(Stored entries)
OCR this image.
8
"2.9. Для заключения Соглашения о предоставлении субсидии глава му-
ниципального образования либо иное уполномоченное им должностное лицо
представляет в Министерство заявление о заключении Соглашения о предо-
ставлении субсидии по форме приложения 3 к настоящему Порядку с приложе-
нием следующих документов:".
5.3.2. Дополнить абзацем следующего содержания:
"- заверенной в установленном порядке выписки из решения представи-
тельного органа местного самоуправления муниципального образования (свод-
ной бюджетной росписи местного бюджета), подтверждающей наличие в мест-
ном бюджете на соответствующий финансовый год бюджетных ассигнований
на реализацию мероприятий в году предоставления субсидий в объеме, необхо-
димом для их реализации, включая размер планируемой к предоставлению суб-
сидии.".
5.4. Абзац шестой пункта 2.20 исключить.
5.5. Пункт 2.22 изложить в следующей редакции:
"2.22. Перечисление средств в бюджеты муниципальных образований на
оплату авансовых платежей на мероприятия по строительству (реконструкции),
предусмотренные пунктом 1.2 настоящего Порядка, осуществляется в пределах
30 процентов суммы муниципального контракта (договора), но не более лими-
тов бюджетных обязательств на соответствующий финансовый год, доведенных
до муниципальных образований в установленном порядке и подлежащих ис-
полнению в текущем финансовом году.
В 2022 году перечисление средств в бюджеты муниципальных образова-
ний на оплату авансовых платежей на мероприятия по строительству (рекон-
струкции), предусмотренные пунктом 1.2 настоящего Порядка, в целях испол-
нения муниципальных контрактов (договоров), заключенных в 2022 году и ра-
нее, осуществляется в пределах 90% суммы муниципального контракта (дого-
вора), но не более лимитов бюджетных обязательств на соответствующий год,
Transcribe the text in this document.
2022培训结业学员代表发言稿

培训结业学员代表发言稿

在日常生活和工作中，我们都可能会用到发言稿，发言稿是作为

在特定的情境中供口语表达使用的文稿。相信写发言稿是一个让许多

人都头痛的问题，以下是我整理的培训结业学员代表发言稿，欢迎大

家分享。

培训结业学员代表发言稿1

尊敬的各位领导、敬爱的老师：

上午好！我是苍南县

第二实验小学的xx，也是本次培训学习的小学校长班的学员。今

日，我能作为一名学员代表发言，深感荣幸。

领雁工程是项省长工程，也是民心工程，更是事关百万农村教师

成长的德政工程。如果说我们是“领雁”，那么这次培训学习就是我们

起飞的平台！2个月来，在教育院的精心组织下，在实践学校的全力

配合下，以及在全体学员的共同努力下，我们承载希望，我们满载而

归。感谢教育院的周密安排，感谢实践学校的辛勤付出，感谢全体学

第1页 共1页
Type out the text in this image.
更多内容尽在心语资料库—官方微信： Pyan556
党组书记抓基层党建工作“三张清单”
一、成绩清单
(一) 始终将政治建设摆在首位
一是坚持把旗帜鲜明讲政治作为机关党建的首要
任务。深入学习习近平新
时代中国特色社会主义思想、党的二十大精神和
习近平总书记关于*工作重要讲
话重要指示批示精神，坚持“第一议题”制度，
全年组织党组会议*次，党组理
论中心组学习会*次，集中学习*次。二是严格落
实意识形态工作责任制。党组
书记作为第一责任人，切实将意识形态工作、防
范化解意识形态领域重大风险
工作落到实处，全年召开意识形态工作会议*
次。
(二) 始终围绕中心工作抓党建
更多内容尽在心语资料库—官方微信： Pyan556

• GIVEN INSTRUCTION
Reproduce the material exactly, with every line intact.

• TASK SOLUTION
OCR this image.
8
"2.9. Для заключения Соглашения о предоставлении субсидии глава му-
ниципального образования либо иное уполномоченное им должностное лицо
представляет в Министерство заявление о заключении Соглашения о предо-
ставлении субсидии по форме приложения 3 к настоящему Порядку с приложе-
нием следующих документов:".
5.3.2. Дополнить абзацем следующего содержания:
"- заверенной в установленном порядке выписки из решения представи-
тельного органа местного самоуправления муниципального образования (свод-
ной бюджетной росписи местного бюджета), подтверждающей наличие в мест-
ном бюджете на соответствующий финансовый год бюджетных ассигнований
на реализацию мероприятий в году предоставления субсидий в объеме, необхо-
димом для их реализации, включая размер планируемой к предоставлению суб-
сидии.".
5.4. Абзац шестой пункта 2.20 исключить.
5.5. Пункт 2.22 изложить в следующей редакции:
"2.22. Перечисление средств в бюджеты муниципальных образований на
оплату авансовых платежей на мероприятия по строительству (реконструкции),
предусмотренные пунктом 1.2 настоящего Порядка, осуществляется в пределах
30 процентов суммы муниципального контракта (договора), но не более лими-
тов бюджетных обязательств на соответствующий финансовый год, доведенных
до муниципальных образований в установленном порядке и подлежащих ис-
полнению в текущем финансовом году.
В 2022 году перечисление средств в бюджеты муниципальных образова-
ний на оплату авансовых платежей на мероприятия по строительству (рекон-
струкции), предусмотренные пунктом 1.2 настоящего Порядка, в целях испол-
нения муниципальных контрактов (договоров), заключенных в 2022 году и ра-
нее, осуществляется в пределах 90% суммы муниципального контракта (дого-
вора), но не более лимитов бюджетных обязательств на соответствующий год,
Transcribe the text in this document.
2022培训结业学员代表发言稿

培训结业学员代表发言稿

在日常生活和工作中，我们都可能会用到发言稿，发言稿是作为

在特定的情境中供口语表达使用的文稿。相信写发言稿是一个让许多

人都头痛的问题，以下是我整理的培训结业学员代表发言稿，欢迎大

家分享。

培训结业学员代表发言稿1

尊敬的各位领导、敬爱的老师：

上午好！我是苍南县

第二实验小学的xx，也是本次培训学习的小学校长班的学员。今

日，我能作为一名学员代表发言，深感荣幸。

领雁工程是项省长工程，也是民心工程，更是事关百万农村教师

成长的德政工程。如果说我们是“领雁”，那么这次培训学习就是我们

起飞的平台！2个月来，在教育院的精心组织下，在实践学校的全力

配合下，以及在全体学员的共同努力下，我们承载希望，我们满载而

归。感谢教育院的周密安排，感谢实践学校的辛勤付出，感谢全体学

第1页 共1页
Type out the text in this image.
更多内容尽在心语资料库—官方微信： Pyan556
党组书记抓基层党建工作“三张清单”
一、成绩清单
(一) 始终将政治建设摆在首位
一是坚持把旗帜鲜明讲政治作为机关党建的首要
任务。深入学习习近平新
时代中国特色社会主义思想、党的二十大精神和
习近平总书记关于*工作重要讲
话重要指示批示精神，坚持“第一议题”制度，
全年组织党组会议*次，党组理
论中心组学习会*次，集中学习*次。二是严格落
实意识形态工作责任制。党组
书记作为第一责任人，切实将意识形态工作、防
范化解意识形态领域重大风险
工作落到实处，全年召开意识形态工作会议*
次。
(二) 始终围绕中心工作抓党建
更多内容尽在心语资料库—官方微信： Pyan556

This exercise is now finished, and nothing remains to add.